● **Raw records**:
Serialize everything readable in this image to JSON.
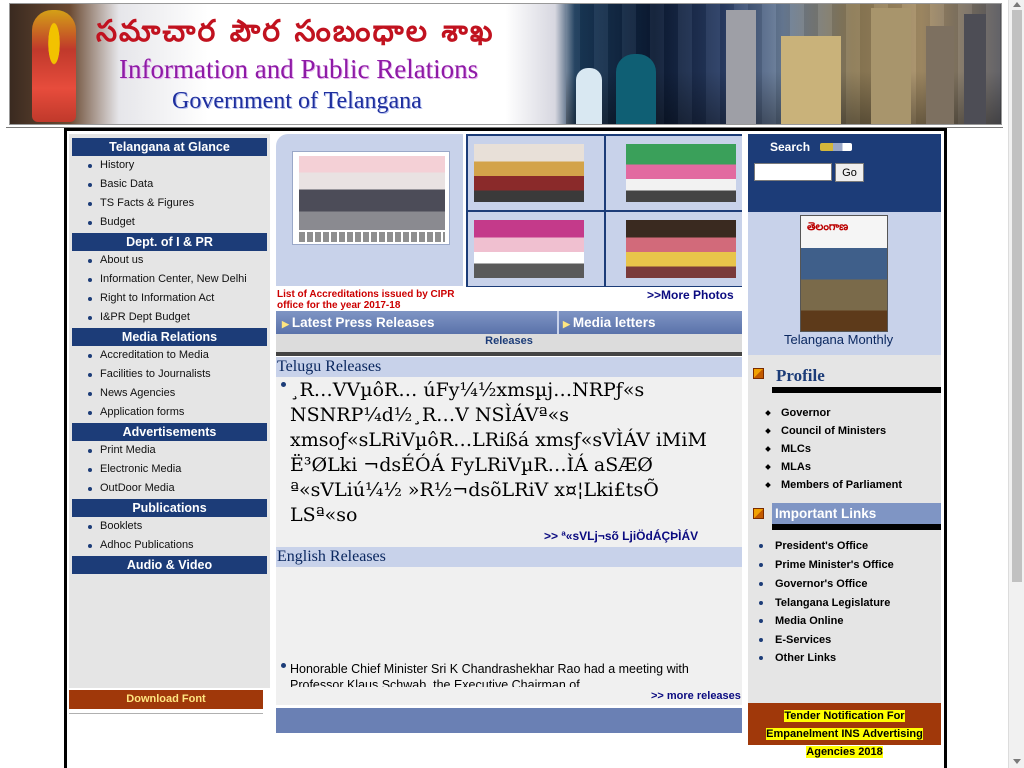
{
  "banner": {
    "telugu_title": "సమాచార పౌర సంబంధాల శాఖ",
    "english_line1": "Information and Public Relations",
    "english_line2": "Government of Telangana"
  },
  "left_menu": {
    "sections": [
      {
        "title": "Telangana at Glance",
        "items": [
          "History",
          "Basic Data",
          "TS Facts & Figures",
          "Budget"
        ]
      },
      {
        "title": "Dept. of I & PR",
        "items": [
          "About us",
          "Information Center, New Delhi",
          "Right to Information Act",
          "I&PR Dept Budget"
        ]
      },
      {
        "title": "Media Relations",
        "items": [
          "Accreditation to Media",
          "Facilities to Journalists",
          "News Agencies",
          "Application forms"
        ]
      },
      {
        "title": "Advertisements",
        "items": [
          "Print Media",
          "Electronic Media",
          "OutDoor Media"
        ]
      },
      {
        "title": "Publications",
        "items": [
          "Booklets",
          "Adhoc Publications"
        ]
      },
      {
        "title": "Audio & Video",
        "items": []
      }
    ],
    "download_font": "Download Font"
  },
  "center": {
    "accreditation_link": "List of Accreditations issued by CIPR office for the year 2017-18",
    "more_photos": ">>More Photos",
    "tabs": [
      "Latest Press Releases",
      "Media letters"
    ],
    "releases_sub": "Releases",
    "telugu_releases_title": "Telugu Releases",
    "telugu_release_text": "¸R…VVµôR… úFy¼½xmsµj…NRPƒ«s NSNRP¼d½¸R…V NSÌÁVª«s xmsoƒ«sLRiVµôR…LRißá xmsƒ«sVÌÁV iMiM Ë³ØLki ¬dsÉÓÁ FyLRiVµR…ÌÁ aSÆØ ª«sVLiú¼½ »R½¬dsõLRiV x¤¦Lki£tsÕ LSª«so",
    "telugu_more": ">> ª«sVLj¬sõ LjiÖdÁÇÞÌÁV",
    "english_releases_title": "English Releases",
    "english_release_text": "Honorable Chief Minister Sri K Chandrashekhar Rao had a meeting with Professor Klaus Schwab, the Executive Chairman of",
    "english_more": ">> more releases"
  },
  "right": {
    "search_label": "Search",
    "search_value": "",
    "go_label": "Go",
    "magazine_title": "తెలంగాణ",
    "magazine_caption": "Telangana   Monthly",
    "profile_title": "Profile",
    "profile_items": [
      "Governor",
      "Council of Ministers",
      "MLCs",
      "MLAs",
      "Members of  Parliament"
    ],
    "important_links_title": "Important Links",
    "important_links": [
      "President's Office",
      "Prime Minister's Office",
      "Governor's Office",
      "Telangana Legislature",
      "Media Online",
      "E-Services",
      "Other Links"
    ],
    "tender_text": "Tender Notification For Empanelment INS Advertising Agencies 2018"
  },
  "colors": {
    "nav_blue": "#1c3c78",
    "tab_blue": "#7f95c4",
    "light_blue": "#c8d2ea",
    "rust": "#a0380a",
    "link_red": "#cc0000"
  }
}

---

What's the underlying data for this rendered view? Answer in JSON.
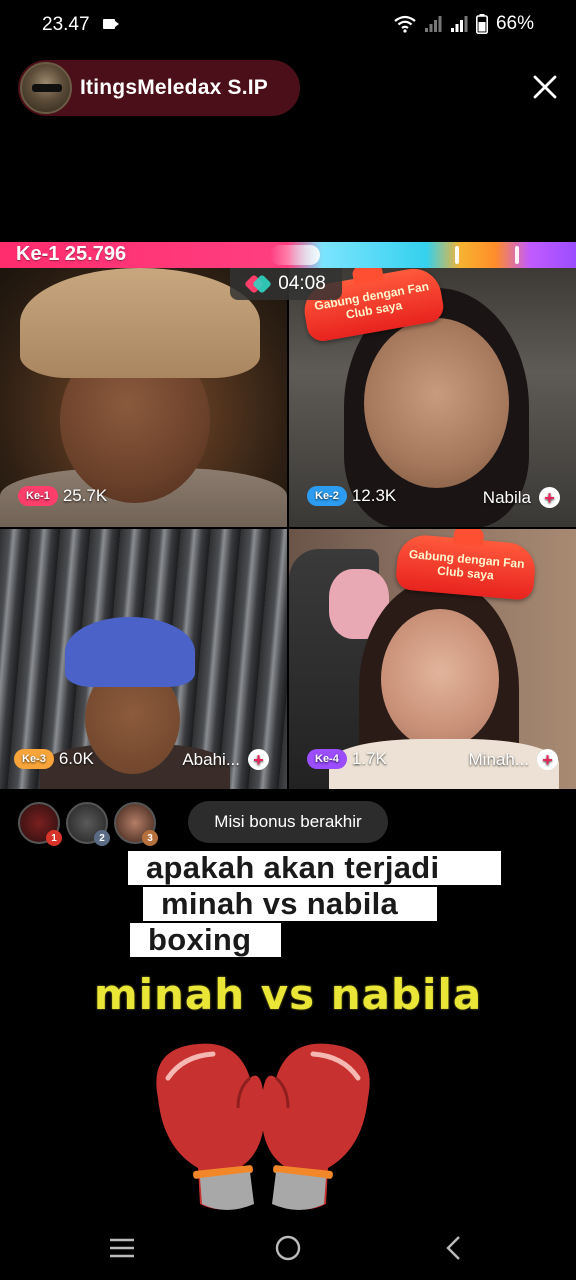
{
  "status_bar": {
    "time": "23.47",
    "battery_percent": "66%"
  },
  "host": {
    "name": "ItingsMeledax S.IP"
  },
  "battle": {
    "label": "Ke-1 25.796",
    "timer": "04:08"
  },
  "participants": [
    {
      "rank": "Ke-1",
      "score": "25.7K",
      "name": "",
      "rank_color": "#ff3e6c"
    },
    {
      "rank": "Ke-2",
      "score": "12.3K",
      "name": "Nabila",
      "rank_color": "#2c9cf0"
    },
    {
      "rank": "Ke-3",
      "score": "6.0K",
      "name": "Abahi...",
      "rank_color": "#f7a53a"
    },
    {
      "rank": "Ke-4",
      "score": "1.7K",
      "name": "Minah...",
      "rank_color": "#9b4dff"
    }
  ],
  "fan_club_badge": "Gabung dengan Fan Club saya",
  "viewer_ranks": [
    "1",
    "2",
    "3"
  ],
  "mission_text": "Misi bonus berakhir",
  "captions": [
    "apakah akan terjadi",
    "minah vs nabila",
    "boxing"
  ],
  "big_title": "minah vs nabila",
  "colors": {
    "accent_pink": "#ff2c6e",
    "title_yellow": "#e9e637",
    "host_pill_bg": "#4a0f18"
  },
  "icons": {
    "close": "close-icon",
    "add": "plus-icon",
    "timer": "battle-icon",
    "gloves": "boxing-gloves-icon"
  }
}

● **What is required**: A single figure is required: the number of lines above in which the word "name" occurs.

● **Exercise answer**: 5